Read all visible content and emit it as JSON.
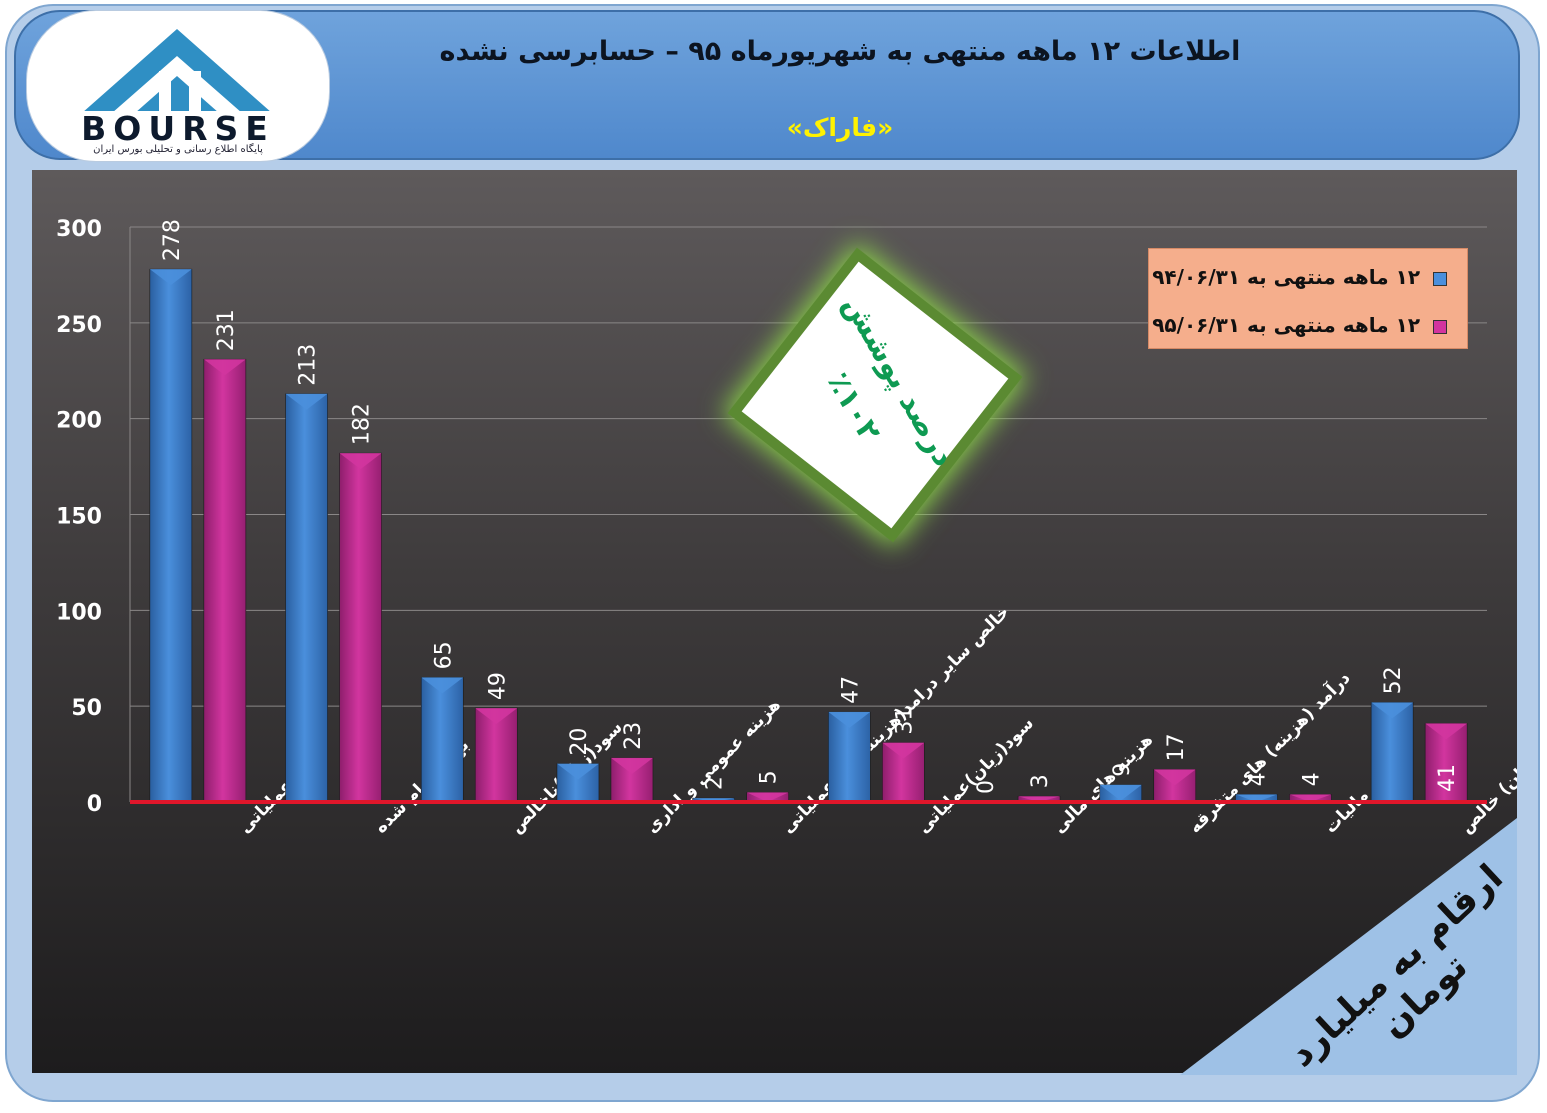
{
  "header": {
    "title": "اطلاعات ۱۲ ماهه منتهی به شهریورماه ۹۵ – حسابرسی نشده",
    "company": "«فاراک»"
  },
  "logo": {
    "text": "BOURSE",
    "subtitle": "پایگاه اطلاع رسانی و تحلیلی بورس ایران"
  },
  "coverage_badge": {
    "line1": "درصد پوشش",
    "line2": "٪۱۰۲"
  },
  "unit_note": "ارقام به میلیارد تومان",
  "colors": {
    "series1": "#4a8fdc",
    "series2": "#d2359f",
    "baseline": "#e0162b",
    "legend_bg": "#f5ae8c",
    "badge_text": "#0e9a52"
  },
  "chart_data": {
    "type": "bar",
    "categories": [
      "درآمد عملیاتی",
      "بهای تمام شده",
      "سود(زیان)ناخالص",
      "هزینه عمومی و اداری",
      "خالص سایر درامد(هزینه)های عملیاتی",
      "سود(زیان)عملیاتی",
      "هزینه های مالی",
      "درآمد (هزینه) های متفرقه",
      "مالیات",
      "سود(زیان) خالص"
    ],
    "series": [
      {
        "name": "۱۲ ماهه منتهی به ۹۴/۰۶/۳۱",
        "values": [
          278,
          213,
          65,
          20,
          2,
          47,
          0,
          9,
          4,
          52
        ]
      },
      {
        "name": "۱۲ ماهه منتهی به ۹۵/۰۶/۳۱",
        "values": [
          231,
          182,
          49,
          23,
          5,
          31,
          3,
          17,
          4,
          41
        ]
      }
    ],
    "yticks": [
      0,
      50,
      100,
      150,
      200,
      250,
      300
    ],
    "ylim": [
      0,
      300
    ],
    "grid": true,
    "legend_position": "top-right"
  }
}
------------------------------------------------------------------------
▶ _REQUEST_: Identify and extract each line of the listing that contains "name".

▶ _REPLY TO THE EXERCISE_:
        "name": "۱۲ ماهه منتهی به ۹۴/۰۶/۳۱",
        "name": "۱۲ ماهه منتهی به ۹۵/۰۶/۳۱",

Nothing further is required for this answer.